# Given passage
╭──
# Needing some help getting the mud out of extreme drop tuning



## kerleyben (Oct 11, 2014)

So far when I tune down lower then D on my 8 string, I'm having trouble with getting my distortion to sound right. Generally it gets really muddy and it's hard to get that out using the amp's EQ without it sounding shrill and piercing. This could be my amp (a Peavey 6505 combo), my guitar (an Agile Hornet 8 string with Dimarzio D-activators), or my inexperience with tuning lower then 8 string drop E. I should state that the reason for these questions is because I'm getting a new guitar that I will be tuning to B0 and I'm worried about how to get the sound I want. Is there an EQ pedal or something along the lines of that that I should try using? How does everyone else get it to sound so awesome at an extreme drop tuning? What's some good distortion to use? What's a good amp/cab/head? I'd really like to hear what everyone does to get their axe sounding great.


----------



## rockskate4x (Oct 11, 2014)
╰──
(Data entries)
╭──
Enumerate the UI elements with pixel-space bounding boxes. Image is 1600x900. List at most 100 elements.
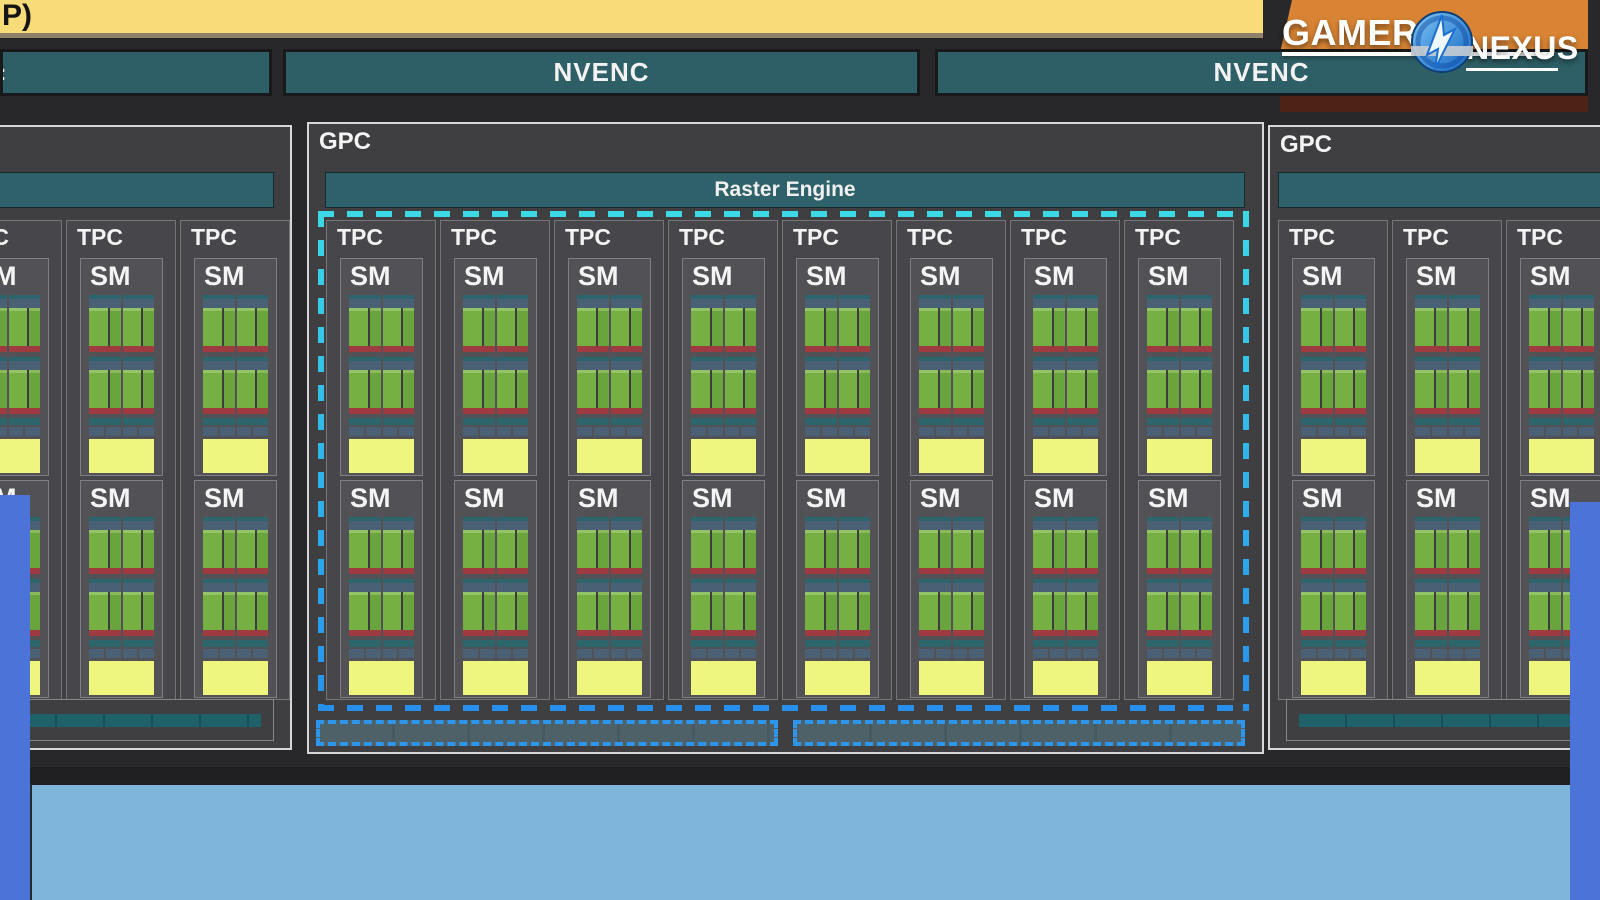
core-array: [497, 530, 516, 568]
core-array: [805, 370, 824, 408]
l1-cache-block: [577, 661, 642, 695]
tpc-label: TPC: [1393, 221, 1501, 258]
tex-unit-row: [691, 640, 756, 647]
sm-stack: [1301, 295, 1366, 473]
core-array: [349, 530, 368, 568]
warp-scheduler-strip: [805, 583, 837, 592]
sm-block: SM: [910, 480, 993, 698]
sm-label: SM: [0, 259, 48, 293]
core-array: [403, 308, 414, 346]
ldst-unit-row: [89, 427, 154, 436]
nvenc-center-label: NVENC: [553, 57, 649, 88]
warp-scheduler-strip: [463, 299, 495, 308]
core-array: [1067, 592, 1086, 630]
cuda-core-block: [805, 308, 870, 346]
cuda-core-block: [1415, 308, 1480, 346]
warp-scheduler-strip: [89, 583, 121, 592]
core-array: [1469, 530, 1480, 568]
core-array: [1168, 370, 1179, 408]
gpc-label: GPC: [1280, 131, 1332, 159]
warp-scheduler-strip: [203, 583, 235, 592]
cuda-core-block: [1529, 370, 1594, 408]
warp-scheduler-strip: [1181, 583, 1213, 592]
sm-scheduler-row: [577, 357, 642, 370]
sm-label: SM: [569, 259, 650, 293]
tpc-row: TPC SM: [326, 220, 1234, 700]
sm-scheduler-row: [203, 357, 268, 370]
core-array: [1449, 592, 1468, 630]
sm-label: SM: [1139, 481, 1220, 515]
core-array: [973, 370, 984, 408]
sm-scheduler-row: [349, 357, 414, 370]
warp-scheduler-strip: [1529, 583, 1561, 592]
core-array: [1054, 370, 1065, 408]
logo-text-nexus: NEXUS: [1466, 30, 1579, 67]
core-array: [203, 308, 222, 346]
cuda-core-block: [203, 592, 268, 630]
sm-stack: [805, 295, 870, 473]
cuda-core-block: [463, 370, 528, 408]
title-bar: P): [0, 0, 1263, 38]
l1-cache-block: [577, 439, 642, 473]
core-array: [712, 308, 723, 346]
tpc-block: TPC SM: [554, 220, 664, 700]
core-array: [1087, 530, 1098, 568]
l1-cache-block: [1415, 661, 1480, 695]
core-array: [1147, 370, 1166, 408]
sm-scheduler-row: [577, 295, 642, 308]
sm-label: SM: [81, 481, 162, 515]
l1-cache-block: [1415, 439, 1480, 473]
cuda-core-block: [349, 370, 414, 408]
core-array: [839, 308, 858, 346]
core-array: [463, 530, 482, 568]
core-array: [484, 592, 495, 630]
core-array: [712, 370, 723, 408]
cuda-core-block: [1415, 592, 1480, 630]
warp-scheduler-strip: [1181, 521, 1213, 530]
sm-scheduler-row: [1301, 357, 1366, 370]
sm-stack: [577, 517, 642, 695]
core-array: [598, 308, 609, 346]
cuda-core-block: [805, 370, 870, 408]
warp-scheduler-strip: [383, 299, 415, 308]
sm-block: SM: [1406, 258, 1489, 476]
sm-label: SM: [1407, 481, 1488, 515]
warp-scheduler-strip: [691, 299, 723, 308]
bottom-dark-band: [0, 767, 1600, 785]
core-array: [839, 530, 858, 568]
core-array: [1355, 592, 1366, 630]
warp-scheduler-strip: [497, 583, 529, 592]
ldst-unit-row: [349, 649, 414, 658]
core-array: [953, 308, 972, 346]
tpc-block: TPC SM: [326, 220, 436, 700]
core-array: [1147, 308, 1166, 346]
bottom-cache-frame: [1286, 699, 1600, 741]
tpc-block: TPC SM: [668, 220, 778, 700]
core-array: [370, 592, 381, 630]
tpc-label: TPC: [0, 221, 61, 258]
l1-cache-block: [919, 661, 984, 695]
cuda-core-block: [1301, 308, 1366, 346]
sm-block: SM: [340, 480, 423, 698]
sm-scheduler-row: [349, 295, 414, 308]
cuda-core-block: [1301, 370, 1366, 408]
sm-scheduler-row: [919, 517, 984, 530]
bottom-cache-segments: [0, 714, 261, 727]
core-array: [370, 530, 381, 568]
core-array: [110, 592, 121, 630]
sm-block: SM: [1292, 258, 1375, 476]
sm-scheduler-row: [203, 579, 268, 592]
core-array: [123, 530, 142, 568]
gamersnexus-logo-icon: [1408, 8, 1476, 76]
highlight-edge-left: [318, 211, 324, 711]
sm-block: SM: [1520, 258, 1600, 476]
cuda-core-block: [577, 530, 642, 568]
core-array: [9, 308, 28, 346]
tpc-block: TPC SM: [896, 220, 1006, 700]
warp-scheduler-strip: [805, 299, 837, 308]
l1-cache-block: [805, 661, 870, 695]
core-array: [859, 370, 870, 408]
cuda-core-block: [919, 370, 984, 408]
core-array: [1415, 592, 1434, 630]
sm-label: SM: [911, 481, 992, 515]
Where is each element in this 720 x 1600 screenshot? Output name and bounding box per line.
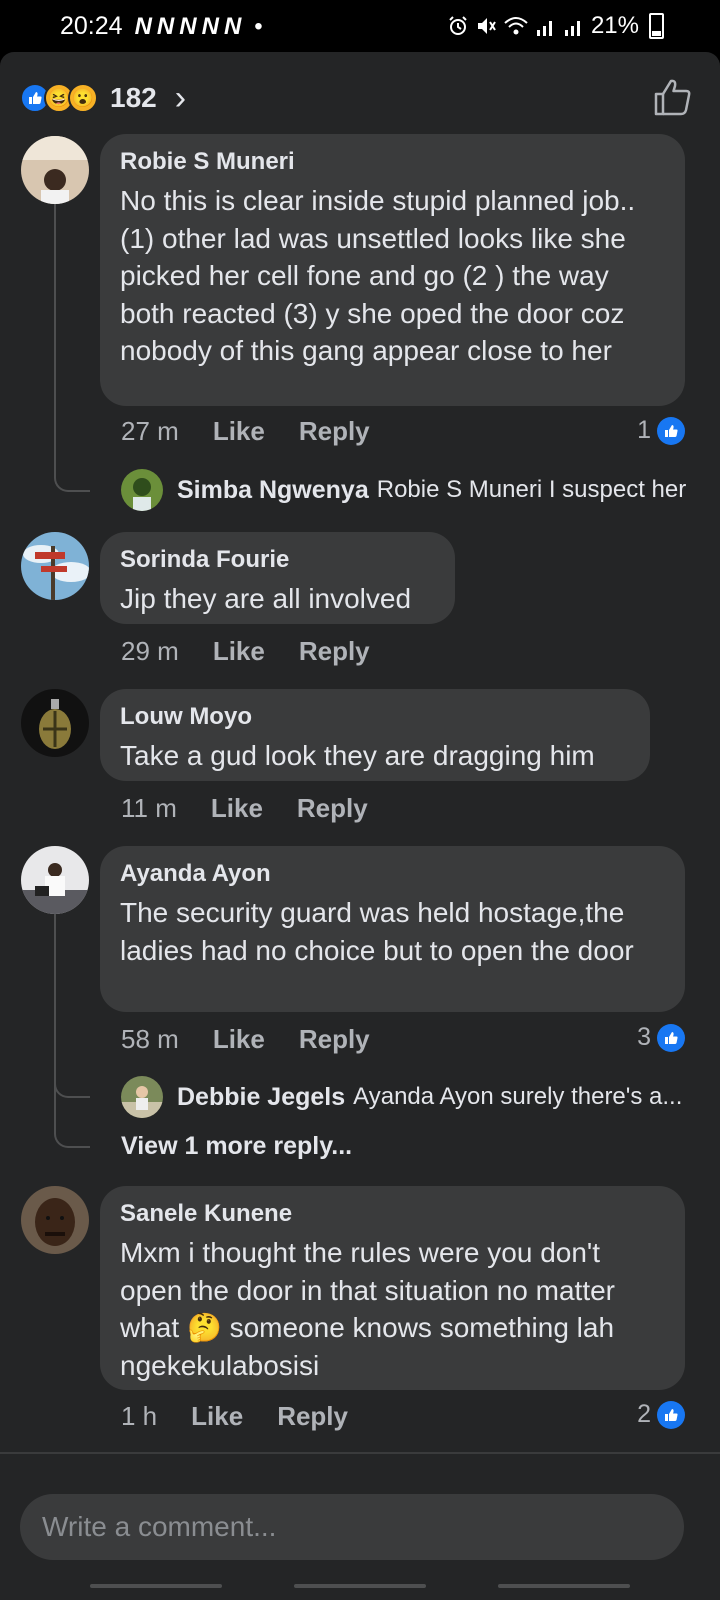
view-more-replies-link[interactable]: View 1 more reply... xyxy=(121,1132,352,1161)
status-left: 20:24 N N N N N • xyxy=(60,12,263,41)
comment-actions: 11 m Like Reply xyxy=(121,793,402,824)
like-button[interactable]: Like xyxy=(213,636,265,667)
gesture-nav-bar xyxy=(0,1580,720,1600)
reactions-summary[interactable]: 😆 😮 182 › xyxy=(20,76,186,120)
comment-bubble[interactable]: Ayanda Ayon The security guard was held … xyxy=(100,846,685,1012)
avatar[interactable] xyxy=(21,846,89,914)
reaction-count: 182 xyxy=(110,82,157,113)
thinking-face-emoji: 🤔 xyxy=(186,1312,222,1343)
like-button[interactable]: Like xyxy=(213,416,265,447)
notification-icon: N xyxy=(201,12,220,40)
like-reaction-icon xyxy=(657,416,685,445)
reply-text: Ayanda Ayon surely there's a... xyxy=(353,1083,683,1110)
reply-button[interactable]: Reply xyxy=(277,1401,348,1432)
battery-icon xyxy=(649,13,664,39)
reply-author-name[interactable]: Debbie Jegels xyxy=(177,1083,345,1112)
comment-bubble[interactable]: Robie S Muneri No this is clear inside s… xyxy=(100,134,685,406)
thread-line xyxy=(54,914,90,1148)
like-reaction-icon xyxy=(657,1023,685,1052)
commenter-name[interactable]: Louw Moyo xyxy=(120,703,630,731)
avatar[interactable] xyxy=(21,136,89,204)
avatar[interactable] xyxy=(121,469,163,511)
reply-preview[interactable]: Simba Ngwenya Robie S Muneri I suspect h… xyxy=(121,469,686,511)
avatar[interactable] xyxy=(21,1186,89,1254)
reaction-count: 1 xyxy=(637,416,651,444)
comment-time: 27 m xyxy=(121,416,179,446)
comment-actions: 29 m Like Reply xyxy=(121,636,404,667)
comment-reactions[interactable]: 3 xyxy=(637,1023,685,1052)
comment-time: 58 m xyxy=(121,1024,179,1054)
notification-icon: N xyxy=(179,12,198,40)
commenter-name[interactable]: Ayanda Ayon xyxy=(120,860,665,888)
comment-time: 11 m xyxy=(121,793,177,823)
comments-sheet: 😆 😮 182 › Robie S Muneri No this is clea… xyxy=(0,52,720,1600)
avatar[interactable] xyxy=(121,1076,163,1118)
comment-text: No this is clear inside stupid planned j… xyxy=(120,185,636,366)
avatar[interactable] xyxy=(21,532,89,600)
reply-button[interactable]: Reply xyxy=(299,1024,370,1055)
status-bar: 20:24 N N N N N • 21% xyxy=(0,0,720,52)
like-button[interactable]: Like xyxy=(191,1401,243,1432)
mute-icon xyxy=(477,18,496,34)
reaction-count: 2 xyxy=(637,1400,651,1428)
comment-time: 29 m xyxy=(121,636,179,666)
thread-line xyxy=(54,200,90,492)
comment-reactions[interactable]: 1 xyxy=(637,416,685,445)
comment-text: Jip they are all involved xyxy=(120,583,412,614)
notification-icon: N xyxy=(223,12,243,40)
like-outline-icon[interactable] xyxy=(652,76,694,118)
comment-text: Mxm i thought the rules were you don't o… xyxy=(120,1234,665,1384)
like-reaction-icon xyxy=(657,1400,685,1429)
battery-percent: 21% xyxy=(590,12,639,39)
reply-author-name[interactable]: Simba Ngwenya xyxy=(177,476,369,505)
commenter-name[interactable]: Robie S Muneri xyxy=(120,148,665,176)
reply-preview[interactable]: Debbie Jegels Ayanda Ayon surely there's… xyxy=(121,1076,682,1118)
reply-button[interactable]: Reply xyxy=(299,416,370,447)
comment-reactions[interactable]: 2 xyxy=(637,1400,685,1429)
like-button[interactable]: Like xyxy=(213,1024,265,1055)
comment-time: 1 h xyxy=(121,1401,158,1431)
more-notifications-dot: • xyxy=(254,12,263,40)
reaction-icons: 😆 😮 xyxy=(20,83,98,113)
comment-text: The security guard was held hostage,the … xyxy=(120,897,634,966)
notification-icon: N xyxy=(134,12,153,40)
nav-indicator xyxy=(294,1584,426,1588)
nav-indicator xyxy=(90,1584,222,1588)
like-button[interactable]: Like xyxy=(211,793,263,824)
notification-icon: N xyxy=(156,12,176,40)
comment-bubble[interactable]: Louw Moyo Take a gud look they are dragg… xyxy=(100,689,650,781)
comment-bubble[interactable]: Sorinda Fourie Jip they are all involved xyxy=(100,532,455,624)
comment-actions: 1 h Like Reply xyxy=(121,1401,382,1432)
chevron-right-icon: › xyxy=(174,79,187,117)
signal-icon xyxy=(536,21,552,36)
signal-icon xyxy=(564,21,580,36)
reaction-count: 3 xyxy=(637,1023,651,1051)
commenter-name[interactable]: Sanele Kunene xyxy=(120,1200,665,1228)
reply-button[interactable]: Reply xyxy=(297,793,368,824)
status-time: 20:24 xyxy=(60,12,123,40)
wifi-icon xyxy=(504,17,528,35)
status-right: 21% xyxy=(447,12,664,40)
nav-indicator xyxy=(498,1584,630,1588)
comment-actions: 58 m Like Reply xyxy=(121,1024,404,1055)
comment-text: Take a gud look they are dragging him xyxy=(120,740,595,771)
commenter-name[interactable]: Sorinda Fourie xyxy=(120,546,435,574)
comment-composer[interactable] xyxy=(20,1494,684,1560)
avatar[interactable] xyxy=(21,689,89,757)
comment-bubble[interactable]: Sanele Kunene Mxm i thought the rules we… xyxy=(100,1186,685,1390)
╰──
Write down the part of the drop-tuning thread that begins at the words "## kerleyben (Oct" and stops after "axe sounding great.", keeping every word the same. You will not need the entries.

## kerleyben (Oct 11, 2014)

So far when I tune down lower then D on my 8 string, I'm having trouble with getting my distortion to sound right. Generally it gets really muddy and it's hard to get that out using the amp's EQ without it sounding shrill and piercing. This could be my amp (a Peavey 6505 combo), my guitar (an Agile Hornet 8 string with Dimarzio D-activators), or my inexperience with tuning lower then 8 string drop E. I should state that the reason for these questions is because I'm getting a new guitar that I will be tuning to B0 and I'm worried about how to get the sound I want. Is there an EQ pedal or something along the lines of that that I should try using? How does everyone else get it to sound so awesome at an extreme drop tuning? What's some good distortion to use? What's a good amp/cab/head? I'd really like to hear what everyone does to get their axe sounding great.